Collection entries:

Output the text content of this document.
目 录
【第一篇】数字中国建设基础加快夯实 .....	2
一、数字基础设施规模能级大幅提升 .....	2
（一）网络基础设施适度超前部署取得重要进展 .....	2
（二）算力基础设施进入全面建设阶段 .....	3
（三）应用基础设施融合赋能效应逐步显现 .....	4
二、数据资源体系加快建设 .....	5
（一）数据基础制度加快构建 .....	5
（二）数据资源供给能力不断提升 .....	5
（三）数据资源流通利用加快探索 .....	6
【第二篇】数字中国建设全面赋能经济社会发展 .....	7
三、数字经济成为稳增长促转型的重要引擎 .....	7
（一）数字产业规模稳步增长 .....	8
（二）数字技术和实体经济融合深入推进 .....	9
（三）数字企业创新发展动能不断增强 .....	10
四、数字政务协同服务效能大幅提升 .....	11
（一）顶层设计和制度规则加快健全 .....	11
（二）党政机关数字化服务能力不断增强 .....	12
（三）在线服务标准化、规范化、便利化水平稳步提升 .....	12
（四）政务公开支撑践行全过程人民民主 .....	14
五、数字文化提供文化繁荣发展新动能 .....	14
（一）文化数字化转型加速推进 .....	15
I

--

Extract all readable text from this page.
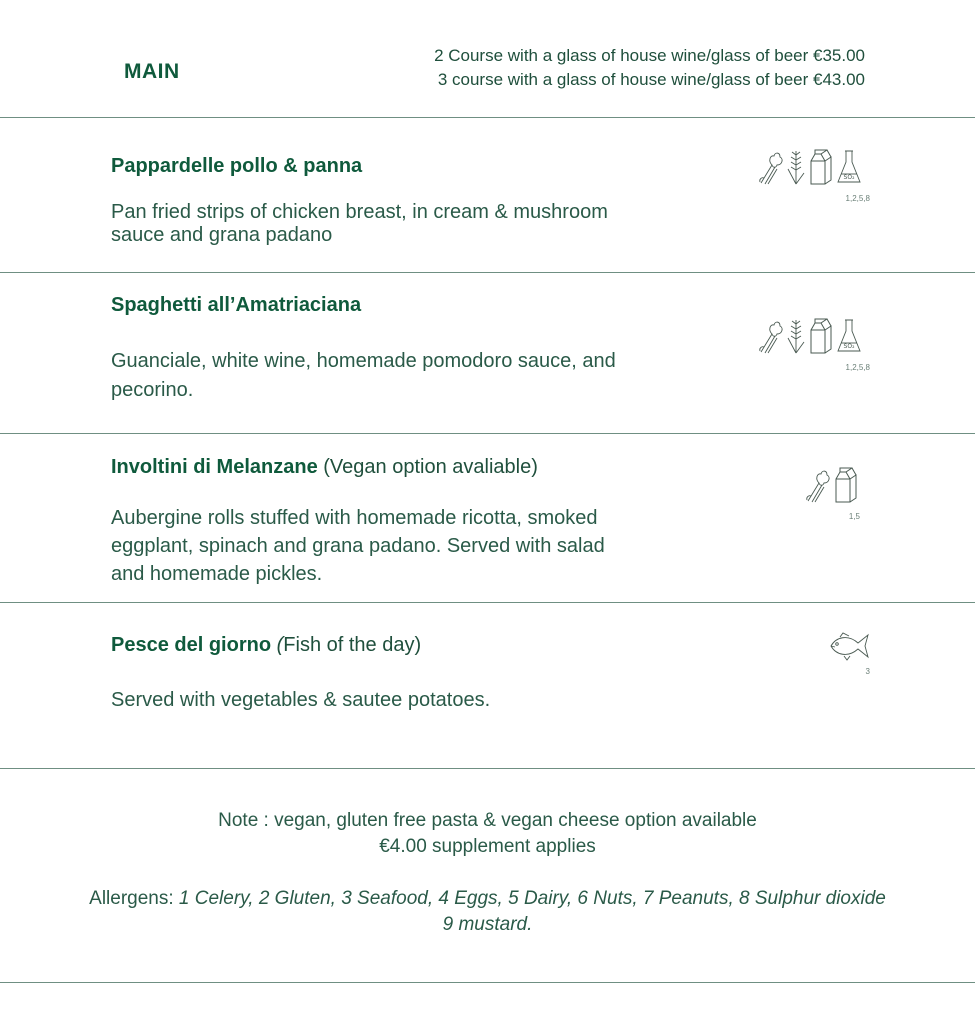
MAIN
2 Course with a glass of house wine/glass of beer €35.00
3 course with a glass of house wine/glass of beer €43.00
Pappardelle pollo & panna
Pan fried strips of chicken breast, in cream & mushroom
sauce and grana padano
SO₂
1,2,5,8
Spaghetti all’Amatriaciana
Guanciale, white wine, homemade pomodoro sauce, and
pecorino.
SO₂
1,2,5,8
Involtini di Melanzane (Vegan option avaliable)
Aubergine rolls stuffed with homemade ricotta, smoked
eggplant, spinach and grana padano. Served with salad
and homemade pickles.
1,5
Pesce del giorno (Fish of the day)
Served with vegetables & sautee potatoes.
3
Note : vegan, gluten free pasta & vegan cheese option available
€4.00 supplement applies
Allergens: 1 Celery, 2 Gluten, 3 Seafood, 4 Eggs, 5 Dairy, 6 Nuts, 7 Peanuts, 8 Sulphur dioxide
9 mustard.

## What you will do
Pull out every line of the records above that contains the word "Served".

## Result
eggplant, spinach and grana padano. Served with salad
Served with vegetables & sautee potatoes.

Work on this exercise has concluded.